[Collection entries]
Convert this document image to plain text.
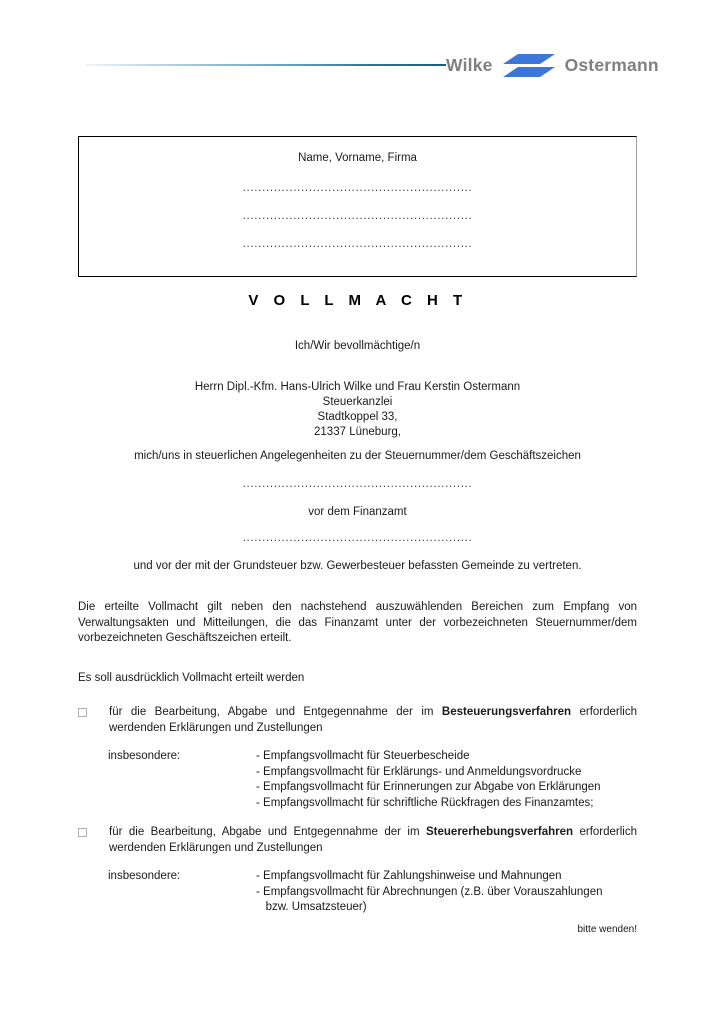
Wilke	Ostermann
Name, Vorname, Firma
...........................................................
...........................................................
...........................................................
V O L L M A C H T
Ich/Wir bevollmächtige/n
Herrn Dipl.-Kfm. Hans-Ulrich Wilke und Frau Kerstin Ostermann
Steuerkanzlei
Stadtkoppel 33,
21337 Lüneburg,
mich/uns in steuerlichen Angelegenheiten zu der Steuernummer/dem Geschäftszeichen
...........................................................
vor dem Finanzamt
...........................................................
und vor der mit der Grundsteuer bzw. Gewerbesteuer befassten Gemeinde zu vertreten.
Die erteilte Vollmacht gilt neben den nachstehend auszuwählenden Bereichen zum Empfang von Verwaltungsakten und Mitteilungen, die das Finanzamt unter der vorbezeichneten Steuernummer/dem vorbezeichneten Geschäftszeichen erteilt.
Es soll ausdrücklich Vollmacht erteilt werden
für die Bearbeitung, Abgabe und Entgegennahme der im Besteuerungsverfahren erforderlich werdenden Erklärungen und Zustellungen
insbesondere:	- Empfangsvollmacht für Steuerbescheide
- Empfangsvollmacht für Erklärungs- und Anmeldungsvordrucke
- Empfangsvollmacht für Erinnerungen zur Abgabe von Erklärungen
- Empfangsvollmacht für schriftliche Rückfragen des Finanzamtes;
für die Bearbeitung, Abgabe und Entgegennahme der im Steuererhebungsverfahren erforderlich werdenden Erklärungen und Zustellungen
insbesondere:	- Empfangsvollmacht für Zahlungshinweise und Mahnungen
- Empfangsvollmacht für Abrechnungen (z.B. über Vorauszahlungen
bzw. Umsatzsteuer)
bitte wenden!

--

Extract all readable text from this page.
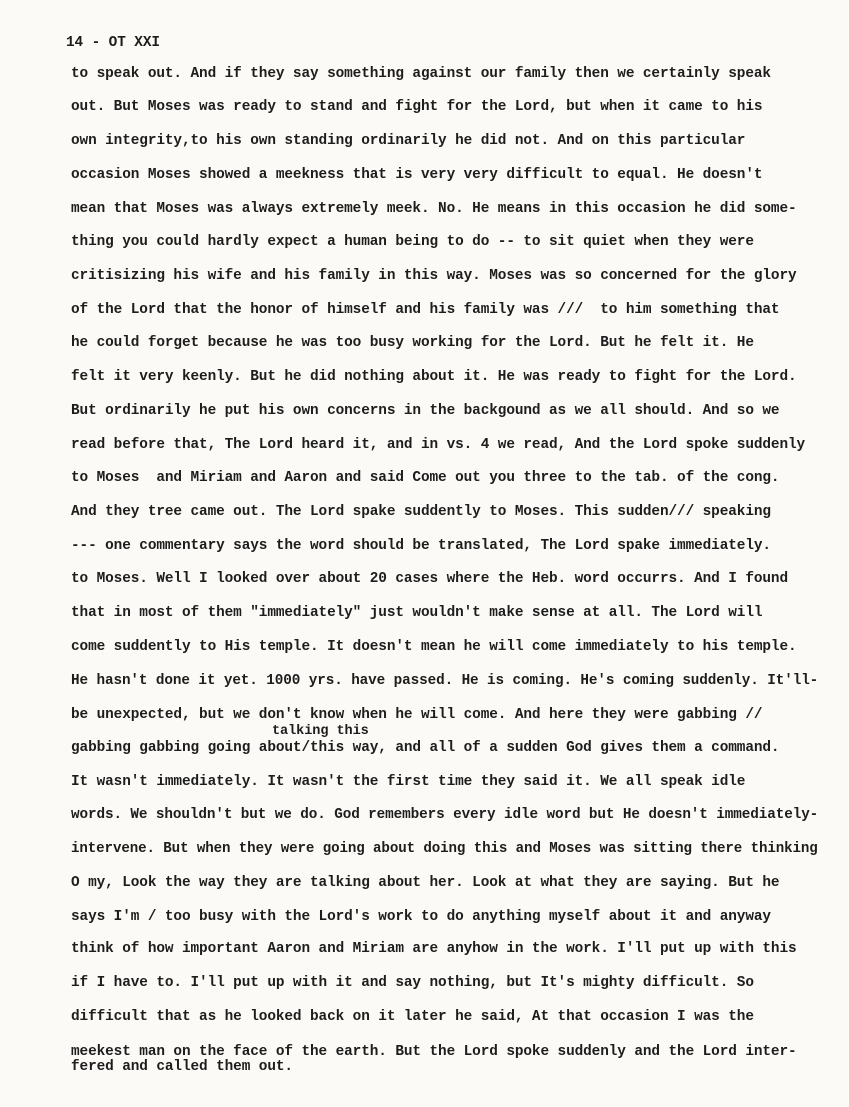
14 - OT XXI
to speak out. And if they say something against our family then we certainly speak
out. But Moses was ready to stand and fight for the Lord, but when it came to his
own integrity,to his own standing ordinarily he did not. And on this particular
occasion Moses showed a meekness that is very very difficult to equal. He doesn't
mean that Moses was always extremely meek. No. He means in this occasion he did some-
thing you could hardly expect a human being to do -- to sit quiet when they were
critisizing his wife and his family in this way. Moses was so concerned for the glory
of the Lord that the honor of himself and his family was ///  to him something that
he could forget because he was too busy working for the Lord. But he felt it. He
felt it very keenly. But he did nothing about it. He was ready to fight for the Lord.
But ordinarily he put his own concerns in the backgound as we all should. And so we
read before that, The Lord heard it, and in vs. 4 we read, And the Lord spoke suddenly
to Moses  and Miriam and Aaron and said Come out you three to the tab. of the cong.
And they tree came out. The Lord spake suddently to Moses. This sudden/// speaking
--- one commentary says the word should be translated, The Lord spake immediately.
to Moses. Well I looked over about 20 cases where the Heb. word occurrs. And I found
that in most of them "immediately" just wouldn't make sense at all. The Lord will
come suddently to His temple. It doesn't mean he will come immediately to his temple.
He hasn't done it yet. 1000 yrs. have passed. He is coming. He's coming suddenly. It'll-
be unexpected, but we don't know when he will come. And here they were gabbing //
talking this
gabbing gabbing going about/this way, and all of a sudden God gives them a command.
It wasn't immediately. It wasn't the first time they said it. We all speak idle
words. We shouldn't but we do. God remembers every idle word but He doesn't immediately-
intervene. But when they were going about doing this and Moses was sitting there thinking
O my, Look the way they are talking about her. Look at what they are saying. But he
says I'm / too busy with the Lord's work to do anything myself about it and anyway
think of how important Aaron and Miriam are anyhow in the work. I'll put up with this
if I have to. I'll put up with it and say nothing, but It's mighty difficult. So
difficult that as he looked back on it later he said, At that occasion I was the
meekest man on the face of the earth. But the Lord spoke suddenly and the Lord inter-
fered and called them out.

...

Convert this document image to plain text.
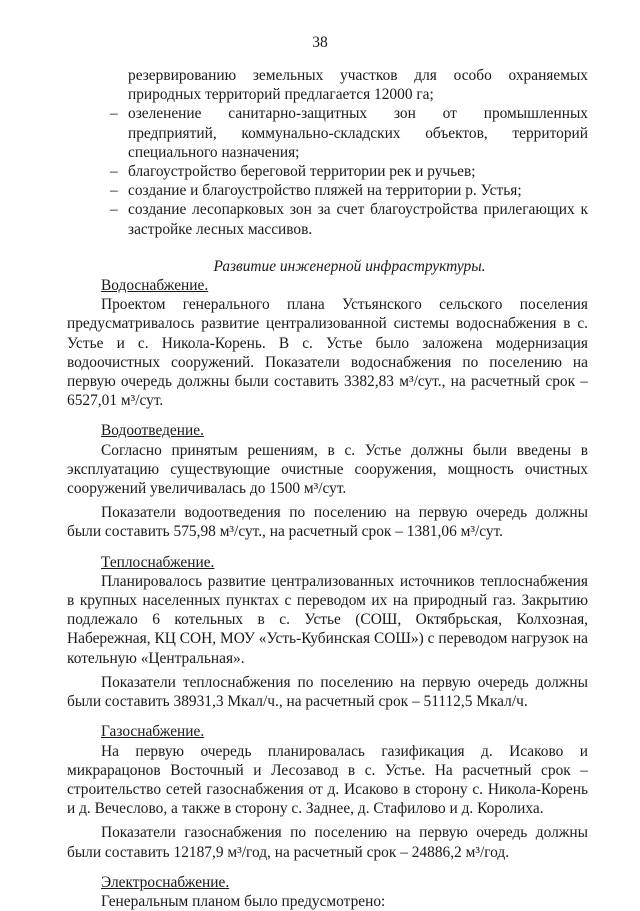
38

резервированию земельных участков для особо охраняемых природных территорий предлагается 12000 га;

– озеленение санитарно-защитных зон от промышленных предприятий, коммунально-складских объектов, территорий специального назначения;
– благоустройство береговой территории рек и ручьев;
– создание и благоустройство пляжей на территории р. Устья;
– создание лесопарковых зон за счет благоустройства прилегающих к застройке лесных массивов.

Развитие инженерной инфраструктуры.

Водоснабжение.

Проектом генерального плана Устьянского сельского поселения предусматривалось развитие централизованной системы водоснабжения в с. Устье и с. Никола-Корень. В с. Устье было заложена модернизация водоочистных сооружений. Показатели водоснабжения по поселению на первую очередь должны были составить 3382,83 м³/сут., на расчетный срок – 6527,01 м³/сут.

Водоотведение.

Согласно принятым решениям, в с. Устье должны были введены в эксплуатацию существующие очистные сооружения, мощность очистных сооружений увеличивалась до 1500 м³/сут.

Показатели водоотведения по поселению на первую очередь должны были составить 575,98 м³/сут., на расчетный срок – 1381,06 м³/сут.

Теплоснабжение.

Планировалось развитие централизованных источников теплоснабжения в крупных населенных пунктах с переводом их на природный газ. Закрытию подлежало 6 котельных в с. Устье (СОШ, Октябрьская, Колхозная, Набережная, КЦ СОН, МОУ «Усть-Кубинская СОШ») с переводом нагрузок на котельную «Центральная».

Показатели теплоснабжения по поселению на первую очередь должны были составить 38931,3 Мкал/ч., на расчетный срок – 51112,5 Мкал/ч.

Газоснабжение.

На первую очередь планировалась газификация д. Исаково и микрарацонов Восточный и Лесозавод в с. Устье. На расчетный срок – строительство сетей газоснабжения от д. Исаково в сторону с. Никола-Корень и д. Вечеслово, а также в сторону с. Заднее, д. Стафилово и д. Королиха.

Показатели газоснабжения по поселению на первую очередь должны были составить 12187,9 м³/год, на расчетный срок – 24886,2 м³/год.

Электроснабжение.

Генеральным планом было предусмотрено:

#### TASK DETAILS:
Write down only how many lines in the listing contain the word "family".

#### SOLUTION:
3